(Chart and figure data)
## Begin

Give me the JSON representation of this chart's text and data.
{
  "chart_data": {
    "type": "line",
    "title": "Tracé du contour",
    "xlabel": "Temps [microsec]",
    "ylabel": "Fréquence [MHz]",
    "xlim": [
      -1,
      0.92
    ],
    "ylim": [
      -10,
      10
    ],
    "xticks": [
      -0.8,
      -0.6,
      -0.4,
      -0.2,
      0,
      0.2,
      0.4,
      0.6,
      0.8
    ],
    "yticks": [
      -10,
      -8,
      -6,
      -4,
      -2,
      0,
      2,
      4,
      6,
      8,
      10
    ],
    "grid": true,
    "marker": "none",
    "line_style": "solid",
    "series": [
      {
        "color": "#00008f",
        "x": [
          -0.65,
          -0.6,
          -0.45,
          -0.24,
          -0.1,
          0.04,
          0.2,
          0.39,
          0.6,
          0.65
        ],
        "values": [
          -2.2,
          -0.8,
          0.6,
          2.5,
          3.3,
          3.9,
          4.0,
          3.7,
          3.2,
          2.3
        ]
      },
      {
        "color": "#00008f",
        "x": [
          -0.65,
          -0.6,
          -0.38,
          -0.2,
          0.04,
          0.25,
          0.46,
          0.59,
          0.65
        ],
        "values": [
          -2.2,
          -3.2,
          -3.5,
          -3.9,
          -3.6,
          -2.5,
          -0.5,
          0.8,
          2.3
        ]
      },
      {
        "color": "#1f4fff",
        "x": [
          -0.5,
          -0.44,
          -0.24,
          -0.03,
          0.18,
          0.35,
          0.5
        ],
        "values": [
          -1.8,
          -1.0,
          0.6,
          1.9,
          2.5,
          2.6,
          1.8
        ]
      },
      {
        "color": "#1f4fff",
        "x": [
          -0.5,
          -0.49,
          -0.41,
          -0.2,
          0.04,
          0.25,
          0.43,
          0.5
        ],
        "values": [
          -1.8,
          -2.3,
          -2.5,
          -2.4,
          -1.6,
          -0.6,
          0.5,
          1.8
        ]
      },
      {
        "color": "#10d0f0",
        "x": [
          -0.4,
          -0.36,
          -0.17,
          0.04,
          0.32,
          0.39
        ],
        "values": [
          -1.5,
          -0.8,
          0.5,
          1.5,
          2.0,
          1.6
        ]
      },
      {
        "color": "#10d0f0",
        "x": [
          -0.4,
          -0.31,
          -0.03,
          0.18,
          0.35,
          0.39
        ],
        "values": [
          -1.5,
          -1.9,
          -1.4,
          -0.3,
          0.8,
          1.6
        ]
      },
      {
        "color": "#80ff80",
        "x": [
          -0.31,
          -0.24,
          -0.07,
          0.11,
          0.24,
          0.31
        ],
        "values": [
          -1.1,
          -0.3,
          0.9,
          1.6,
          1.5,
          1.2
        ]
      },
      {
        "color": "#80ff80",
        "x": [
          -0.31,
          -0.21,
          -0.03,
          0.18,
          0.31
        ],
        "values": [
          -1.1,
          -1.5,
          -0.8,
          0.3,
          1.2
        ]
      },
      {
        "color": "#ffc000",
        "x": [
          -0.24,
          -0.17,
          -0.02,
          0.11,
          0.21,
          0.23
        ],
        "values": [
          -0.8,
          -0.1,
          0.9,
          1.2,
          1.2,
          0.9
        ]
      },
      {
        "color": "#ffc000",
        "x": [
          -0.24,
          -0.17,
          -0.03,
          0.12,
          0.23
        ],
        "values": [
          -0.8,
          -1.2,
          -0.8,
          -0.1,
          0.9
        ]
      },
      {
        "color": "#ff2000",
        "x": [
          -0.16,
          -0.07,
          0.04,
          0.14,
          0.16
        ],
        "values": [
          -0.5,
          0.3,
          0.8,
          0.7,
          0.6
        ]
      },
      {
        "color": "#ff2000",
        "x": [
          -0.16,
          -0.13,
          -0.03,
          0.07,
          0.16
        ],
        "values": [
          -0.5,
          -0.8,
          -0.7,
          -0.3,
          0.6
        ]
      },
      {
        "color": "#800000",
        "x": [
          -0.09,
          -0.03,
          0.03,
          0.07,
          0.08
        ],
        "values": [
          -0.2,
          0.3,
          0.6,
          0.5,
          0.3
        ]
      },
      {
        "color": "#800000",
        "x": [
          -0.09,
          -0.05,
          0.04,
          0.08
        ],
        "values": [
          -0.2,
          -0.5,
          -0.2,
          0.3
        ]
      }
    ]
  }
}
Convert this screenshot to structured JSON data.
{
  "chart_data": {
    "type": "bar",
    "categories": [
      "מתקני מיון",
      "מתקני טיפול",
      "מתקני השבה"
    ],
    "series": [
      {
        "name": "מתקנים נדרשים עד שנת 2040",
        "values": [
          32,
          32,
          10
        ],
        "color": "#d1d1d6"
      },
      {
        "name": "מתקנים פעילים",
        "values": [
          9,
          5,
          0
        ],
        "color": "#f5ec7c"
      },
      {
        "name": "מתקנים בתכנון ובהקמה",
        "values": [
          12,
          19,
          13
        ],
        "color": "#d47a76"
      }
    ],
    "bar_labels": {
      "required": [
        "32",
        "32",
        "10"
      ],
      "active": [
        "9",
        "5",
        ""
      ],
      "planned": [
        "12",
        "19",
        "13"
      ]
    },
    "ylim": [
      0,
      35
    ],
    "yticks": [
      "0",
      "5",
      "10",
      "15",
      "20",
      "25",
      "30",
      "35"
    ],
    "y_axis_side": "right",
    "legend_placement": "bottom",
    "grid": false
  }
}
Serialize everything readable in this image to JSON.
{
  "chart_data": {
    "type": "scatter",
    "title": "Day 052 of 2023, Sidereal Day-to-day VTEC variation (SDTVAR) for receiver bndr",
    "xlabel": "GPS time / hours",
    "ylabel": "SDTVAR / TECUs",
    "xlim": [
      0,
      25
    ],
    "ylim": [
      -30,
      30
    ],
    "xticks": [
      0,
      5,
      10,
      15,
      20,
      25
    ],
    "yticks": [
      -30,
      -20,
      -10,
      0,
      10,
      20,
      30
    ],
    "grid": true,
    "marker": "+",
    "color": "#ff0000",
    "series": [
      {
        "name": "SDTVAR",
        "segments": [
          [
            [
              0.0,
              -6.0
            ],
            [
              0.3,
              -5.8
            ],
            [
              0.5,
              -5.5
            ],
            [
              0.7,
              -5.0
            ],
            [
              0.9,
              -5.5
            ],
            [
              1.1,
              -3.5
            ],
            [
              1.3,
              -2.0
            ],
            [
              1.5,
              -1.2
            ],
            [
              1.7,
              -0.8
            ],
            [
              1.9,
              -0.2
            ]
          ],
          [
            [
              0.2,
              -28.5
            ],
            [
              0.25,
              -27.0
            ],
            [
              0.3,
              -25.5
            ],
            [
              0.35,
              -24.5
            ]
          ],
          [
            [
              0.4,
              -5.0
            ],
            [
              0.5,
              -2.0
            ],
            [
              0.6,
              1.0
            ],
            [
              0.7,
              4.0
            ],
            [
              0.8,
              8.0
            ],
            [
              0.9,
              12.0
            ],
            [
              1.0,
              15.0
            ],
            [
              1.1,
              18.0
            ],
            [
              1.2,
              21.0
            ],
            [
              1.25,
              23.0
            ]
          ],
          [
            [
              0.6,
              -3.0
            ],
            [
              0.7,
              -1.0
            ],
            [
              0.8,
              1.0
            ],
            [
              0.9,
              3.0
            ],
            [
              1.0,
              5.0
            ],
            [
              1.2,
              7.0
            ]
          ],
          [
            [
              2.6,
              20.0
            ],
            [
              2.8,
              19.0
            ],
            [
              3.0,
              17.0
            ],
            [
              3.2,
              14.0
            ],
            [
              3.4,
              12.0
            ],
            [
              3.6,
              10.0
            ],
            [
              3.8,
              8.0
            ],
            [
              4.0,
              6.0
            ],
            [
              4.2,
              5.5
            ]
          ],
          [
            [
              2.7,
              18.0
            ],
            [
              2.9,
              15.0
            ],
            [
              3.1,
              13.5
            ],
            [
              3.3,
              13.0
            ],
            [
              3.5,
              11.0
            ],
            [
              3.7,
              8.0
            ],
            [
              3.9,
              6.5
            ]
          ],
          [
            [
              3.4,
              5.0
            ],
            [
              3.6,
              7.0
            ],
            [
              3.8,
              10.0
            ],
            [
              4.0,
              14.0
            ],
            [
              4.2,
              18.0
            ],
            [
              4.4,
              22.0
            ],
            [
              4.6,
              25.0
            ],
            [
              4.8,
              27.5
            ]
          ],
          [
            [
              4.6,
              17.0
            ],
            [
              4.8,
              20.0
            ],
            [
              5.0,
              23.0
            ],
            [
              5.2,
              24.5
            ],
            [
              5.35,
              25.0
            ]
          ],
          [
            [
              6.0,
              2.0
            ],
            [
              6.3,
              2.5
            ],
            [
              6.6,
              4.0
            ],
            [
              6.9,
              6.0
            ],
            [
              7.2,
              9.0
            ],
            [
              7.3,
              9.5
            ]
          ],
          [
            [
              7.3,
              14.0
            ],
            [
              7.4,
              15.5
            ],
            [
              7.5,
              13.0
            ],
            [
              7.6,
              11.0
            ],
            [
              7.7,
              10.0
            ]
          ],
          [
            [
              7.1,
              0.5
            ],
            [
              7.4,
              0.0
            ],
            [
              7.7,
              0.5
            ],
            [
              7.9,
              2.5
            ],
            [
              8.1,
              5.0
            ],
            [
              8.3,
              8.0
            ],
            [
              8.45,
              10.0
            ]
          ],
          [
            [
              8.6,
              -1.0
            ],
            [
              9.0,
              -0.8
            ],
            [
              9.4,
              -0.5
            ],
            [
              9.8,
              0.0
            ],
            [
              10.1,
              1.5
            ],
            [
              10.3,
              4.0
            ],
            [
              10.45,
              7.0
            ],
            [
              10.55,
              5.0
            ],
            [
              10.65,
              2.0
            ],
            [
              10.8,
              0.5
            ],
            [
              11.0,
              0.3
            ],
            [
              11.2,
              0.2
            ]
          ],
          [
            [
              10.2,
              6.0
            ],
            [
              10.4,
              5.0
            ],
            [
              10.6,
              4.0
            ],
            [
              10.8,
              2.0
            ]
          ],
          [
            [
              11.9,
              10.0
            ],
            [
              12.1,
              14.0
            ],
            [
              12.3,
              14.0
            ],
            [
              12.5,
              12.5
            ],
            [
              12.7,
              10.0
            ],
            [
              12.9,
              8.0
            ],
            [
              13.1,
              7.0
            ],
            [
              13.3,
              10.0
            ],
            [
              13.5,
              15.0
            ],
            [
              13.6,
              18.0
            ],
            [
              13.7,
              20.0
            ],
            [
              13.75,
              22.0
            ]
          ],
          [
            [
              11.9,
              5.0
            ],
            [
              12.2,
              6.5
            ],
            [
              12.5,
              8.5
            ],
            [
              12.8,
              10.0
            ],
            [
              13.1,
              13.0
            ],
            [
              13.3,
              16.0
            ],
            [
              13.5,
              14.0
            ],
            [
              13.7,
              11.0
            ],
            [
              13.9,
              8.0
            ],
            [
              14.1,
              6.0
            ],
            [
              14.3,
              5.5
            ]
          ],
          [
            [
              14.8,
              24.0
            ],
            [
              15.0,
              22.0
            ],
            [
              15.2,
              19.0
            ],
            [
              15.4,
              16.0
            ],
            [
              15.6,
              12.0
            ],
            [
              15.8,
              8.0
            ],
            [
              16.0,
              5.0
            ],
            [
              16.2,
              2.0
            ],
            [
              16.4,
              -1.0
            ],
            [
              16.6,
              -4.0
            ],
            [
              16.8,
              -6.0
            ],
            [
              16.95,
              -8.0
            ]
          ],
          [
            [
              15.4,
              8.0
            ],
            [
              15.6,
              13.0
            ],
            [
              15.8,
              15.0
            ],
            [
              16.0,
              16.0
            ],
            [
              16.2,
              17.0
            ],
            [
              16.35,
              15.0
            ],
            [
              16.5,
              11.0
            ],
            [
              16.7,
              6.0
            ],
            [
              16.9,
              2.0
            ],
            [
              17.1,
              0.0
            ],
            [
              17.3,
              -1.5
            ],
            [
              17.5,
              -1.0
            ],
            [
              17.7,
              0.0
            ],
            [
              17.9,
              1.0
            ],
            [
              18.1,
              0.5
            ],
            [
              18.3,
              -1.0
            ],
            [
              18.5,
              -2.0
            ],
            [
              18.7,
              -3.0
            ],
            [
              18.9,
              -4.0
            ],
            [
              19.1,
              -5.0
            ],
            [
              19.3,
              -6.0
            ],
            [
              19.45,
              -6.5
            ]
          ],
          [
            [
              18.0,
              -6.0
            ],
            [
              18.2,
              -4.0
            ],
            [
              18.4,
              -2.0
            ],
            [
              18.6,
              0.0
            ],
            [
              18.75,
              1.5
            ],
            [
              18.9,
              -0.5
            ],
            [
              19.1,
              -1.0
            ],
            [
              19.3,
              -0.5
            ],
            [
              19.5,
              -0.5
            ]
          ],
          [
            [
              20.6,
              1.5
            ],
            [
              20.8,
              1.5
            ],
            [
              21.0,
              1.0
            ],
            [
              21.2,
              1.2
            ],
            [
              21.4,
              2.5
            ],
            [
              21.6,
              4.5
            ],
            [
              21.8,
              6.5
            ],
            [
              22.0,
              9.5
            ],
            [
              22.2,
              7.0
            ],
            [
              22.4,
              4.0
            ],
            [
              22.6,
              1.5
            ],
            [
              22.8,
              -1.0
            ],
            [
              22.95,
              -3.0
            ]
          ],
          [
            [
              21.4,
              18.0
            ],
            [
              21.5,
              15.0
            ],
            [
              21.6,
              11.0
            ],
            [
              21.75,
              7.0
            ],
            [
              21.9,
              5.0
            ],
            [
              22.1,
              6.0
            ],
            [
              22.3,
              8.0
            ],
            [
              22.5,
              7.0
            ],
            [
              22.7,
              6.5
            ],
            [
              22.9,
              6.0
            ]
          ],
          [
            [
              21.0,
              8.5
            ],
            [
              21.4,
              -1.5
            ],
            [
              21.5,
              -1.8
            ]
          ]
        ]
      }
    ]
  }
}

## End

• The request:
Count every line in the data that contains the word "SDTVAR", then give that count and nothing else.

• Solution to this problem:
3